*Quoted text*
------------------------------------------------

Handle file paths safely across different operating systems:

In [None]:
import os
from pathlib import Path
import glob

print("=== File Path Operations ===")

# Using pathlib (modern approach)
data_dir = Path("taylor_swift_data")
albums_dir = data_dir / "albums"
songs_dir = data_dir / "songs"

# Create directory structure
albums_dir.mkdir(parents=True, exist_ok=True)
songs_dir.mkdir(parents=True, exist_ok=True)

print(f"✓ Created directory structure:")
print(f"  {data_dir}")
print(f"  {albums_dir}")
print(f"  {songs_dir}")

# Create sample files in different directories
album_files = [
    ("folklore.json", {"title": "folklore", "year": 2020, "genre": "Alternative"}),
    ("midnights.json", {"title": "Midnights", "year": 2022, "genre": "Pop"}),
    ("1989.json", {"title": "1989", "year": 2014, "genre": "Pop"})
]

for filename, data in album_files:
    file_path = albums_dir / filename
    with open(file_path, 'w') as f:
        json.dump(data, f, indent=2)
    print(f"✓ Created {file_path}")

# Create song files
song_files = [
    "cardigan.txt",
    "anti_hero.txt", 
    "shake_it_off.txt",
    "love_story.txt"
]

for song_file in song_files:
    file_path = songs_dir / song_file
    with open(file_path, 'w') as f:
        f.write(f"Song data for {song_file.replace('_', ' ').replace('.txt', '')}")
    print(f"✓ Created {file_path}")

print("\n=== File Discovery ===")

# List all files in directory
print(f"Files in {albums_dir}:")
for file_path in albums_dir.iterdir():
    if file_path.is_file():
        print(f"  {file_path.name} ({file_path.stat().st_size} bytes)")

# Use glob patterns
print(f"\nJSON files in album directory:")
json_files = list(albums_dir.glob("*.json"))
for json_file in json_files:
    print(f"  {json_file.name}")

# Recursive file search
print(f"\nAll .txt files in data directory (recursive):")
txt_files = list(data_dir.glob("**/*.txt"))
for txt_file in txt_files:
    relative_path = txt_file.relative_to(data_dir)
    print(f"  {relative_path}")

print("\n=== File Information ===")

# Get file information
for json_file in json_files:
    stat = json_file.stat()
    print(f"\n{json_file.name}:")
    print(f"  Size: {stat.st_size} bytes")
    print(f"  Modified: {datetime.fromtimestamp(stat.st_mtime)}")
    print(f"  Exists: {json_file.exists()}")
    print(f"  Is file: {json_file.is_file()}")
    print(f"  Suffix: {json_file.suffix}")
    print(f"  Stem: {json_file.stem}")

# Working with file paths
sample_path = albums_dir / "folklore.json"
print(f"\nPath analysis for {sample_path}:")
print(f"  Parent directory: {sample_path.parent}")
print(f"  Absolute path: {sample_path.absolute()}")
print(f"  Parts: {sample_path.parts}")

# Check if files exist before operations
print("\n=== Safe File Operations ===")

def safe_read_json(file_path):
    """Safely read JSON file with error handling."""

------------------------------------------------

*Data section*
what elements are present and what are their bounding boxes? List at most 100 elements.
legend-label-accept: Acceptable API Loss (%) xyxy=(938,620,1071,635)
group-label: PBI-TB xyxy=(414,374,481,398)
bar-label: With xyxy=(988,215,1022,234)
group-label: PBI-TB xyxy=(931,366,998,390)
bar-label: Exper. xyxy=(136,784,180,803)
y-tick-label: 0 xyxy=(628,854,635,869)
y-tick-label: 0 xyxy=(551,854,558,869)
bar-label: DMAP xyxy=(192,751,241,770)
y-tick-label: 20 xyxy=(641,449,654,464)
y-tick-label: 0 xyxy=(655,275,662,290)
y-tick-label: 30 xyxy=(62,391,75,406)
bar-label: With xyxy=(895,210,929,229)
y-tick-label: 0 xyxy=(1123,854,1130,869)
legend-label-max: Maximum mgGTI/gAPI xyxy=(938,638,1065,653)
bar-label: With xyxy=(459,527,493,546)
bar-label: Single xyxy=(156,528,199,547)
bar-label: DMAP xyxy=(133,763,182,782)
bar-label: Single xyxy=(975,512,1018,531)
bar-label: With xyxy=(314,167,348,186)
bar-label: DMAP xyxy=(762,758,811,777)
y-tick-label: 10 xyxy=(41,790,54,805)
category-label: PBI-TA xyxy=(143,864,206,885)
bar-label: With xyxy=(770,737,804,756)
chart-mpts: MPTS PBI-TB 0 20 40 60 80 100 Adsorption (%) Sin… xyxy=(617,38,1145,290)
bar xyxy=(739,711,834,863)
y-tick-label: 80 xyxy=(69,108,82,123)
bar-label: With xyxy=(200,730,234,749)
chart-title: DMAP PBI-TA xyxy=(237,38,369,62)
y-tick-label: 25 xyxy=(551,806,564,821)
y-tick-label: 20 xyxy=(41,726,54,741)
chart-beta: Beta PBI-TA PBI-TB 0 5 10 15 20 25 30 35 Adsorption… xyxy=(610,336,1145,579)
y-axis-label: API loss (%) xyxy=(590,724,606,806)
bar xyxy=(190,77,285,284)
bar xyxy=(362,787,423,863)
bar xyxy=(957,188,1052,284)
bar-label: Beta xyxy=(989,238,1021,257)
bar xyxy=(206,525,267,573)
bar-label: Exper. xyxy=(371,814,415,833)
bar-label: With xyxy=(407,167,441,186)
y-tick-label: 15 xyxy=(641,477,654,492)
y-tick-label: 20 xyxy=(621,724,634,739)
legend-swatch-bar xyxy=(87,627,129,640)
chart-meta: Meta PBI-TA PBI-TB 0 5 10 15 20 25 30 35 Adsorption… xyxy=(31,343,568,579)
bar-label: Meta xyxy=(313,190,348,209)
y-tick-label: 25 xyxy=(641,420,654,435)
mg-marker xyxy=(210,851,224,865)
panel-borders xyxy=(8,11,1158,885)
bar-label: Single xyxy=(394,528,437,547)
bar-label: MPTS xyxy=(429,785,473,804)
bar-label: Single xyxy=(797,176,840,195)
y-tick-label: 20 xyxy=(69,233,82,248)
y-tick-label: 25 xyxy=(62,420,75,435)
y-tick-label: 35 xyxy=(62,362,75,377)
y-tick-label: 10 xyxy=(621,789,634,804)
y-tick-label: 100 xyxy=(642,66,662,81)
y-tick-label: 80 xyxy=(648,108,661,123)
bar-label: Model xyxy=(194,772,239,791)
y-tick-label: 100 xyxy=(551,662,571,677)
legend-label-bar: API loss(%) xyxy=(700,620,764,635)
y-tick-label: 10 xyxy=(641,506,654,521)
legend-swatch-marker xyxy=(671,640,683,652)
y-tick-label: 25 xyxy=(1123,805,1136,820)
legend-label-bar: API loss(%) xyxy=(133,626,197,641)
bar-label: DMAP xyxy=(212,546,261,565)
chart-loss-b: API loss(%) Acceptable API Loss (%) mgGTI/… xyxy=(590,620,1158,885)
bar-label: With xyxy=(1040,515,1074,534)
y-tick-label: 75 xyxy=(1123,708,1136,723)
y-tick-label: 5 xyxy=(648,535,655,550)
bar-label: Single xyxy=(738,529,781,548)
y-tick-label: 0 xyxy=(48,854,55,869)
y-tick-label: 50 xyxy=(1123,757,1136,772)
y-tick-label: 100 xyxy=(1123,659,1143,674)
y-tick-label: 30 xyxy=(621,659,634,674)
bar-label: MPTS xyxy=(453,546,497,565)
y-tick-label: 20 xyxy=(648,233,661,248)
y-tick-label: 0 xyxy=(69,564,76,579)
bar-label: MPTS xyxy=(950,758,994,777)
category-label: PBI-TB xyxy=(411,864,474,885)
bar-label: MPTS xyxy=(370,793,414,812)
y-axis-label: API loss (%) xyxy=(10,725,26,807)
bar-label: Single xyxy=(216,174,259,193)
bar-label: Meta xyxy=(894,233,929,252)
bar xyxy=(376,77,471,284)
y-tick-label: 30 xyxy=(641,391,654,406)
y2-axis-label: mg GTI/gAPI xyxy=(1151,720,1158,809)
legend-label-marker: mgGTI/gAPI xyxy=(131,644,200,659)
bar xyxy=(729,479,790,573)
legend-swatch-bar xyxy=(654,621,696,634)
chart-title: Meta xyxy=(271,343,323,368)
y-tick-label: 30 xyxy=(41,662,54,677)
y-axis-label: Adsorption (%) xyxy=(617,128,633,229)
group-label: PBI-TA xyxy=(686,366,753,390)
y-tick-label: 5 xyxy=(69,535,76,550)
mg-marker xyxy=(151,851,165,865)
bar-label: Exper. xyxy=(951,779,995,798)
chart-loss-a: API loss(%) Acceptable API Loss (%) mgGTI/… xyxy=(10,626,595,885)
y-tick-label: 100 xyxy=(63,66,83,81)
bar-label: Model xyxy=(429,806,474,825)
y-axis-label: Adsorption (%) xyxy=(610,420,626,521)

------------------------------------------------

*Written exercise 1*
In the file path code, which glob pattern is used for the recursive search for .txt files?
*Written exercise 2*
Say whether each statement agrees with the file path code, giving yes or no and the deciding words:
(a) The albums directory is created with exist_ok set to True.
(b) The Midnights album is given the genre Alternative.
(c) The song files are written with a .json suffix.
*Written exercise 3*
Please retype the file path code from "# Using pathlib" up to and including "albums_dir.mkdir(parents=True, exist_ok=True)".

*Task result 1*
"**/*.txt"

*Task result 2*
(a) Yes: "albums_dir.mkdir(parents=True, exist_ok=True)"
(b) No: ("midnights.json", {"title": "Midnights", "year": 2022, "genre": "Pop"}),
(c) No: "cardigan.txt",

*Task result 3*
# Using pathlib (modern approach)
data_dir = Path("taylor_swift_data")
albums_dir = data_dir / "albums"
songs_dir = data_dir / "songs"

# Create directory structure
albums_dir.mkdir(parents=True, exist_ok=True)